* Supplied entries:
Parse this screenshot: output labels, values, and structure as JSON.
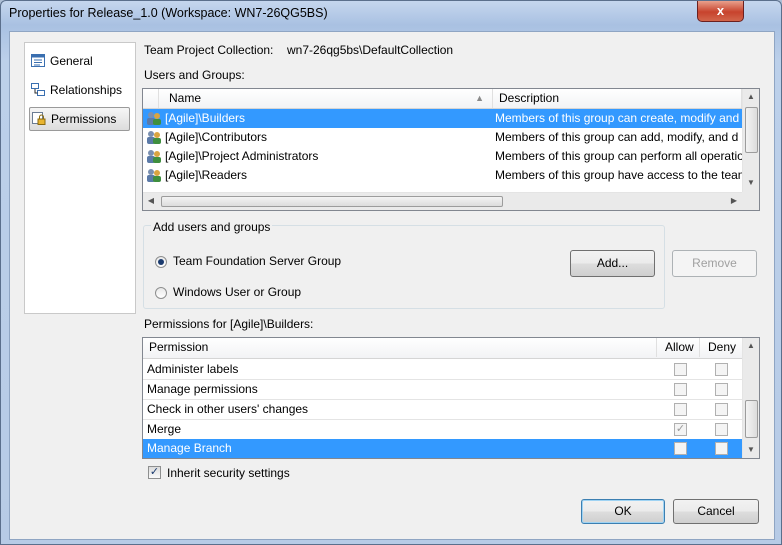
{
  "window": {
    "title": "Properties for Release_1.0 (Workspace: WN7-26QG5BS)",
    "close_glyph": "x"
  },
  "nav": {
    "items": [
      {
        "label": "General",
        "icon": "general-properties-icon"
      },
      {
        "label": "Relationships",
        "icon": "relationships-icon"
      },
      {
        "label": "Permissions",
        "icon": "permissions-lock-icon",
        "selected": true
      }
    ]
  },
  "collection": {
    "label": "Team Project Collection:",
    "value": "wn7-26qg5bs\\DefaultCollection"
  },
  "users_groups": {
    "label": "Users and Groups:",
    "columns": [
      "Name",
      "Description"
    ],
    "rows": [
      {
        "name": "[Agile]\\Builders",
        "description": "Members of this group can create, modify and",
        "selected": true
      },
      {
        "name": "[Agile]\\Contributors",
        "description": "Members of this group can add, modify, and d"
      },
      {
        "name": "[Agile]\\Project Administrators",
        "description": "Members of this group can perform all operatio"
      },
      {
        "name": "[Agile]\\Readers",
        "description": "Members of this group have access to the team"
      }
    ]
  },
  "add_group": {
    "legend": "Add users and groups",
    "options": [
      {
        "label": "Team Foundation Server Group",
        "checked": true
      },
      {
        "label": "Windows User or Group",
        "checked": false
      }
    ],
    "add_button": "Add...",
    "remove_button": "Remove"
  },
  "permissions": {
    "label": "Permissions for [Agile]\\Builders:",
    "columns": [
      "Permission",
      "Allow",
      "Deny"
    ],
    "rows": [
      {
        "name": "Administer labels",
        "allow": false,
        "deny": false
      },
      {
        "name": "Manage permissions",
        "allow": false,
        "deny": false
      },
      {
        "name": "Check in other users' changes",
        "allow": false,
        "deny": false
      },
      {
        "name": "Merge",
        "allow": true,
        "deny": false
      },
      {
        "name": "Manage Branch",
        "allow": false,
        "deny": false,
        "selected": true
      }
    ]
  },
  "inherit": {
    "label": "Inherit security settings",
    "checked": true
  },
  "buttons": {
    "ok": "OK",
    "cancel": "Cancel"
  },
  "colors": {
    "selection": "#3399ff",
    "title_bar": "#b7cbe6",
    "close": "#c7432d"
  }
}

* To be done: From the data above, write out everything exactly except the pictures.

* Result:
Parse this screenshot: output labels, values, and structure as JSON.
{
  "window": {
    "title": "Properties for Release_1.0 (Workspace: WN7-26QG5BS)",
    "close_glyph": "x"
  },
  "nav": {
    "items": [
      {
        "label": "General",
        "icon": "general-properties-icon"
      },
      {
        "label": "Relationships",
        "icon": "relationships-icon"
      },
      {
        "label": "Permissions",
        "icon": "permissions-lock-icon",
        "selected": true
      }
    ]
  },
  "collection": {
    "label": "Team Project Collection:",
    "value": "wn7-26qg5bs\\DefaultCollection"
  },
  "users_groups": {
    "label": "Users and Groups:",
    "columns": [
      "Name",
      "Description"
    ],
    "rows": [
      {
        "name": "[Agile]\\Builders",
        "description": "Members of this group can create, modify and",
        "selected": true
      },
      {
        "name": "[Agile]\\Contributors",
        "description": "Members of this group can add, modify, and d"
      },
      {
        "name": "[Agile]\\Project Administrators",
        "description": "Members of this group can perform all operatio"
      },
      {
        "name": "[Agile]\\Readers",
        "description": "Members of this group have access to the team"
      }
    ]
  },
  "add_group": {
    "legend": "Add users and groups",
    "options": [
      {
        "label": "Team Foundation Server Group",
        "checked": true
      },
      {
        "label": "Windows User or Group",
        "checked": false
      }
    ],
    "add_button": "Add...",
    "remove_button": "Remove"
  },
  "permissions": {
    "label": "Permissions for [Agile]\\Builders:",
    "columns": [
      "Permission",
      "Allow",
      "Deny"
    ],
    "rows": [
      {
        "name": "Administer labels",
        "allow": false,
        "deny": false
      },
      {
        "name": "Manage permissions",
        "allow": false,
        "deny": false
      },
      {
        "name": "Check in other users' changes",
        "allow": false,
        "deny": false
      },
      {
        "name": "Merge",
        "allow": true,
        "deny": false
      },
      {
        "name": "Manage Branch",
        "allow": false,
        "deny": false,
        "selected": true
      }
    ]
  },
  "inherit": {
    "label": "Inherit security settings",
    "checked": true
  },
  "buttons": {
    "ok": "OK",
    "cancel": "Cancel"
  },
  "colors": {
    "selection": "#3399ff",
    "title_bar": "#b7cbe6",
    "close": "#c7432d"
  }
}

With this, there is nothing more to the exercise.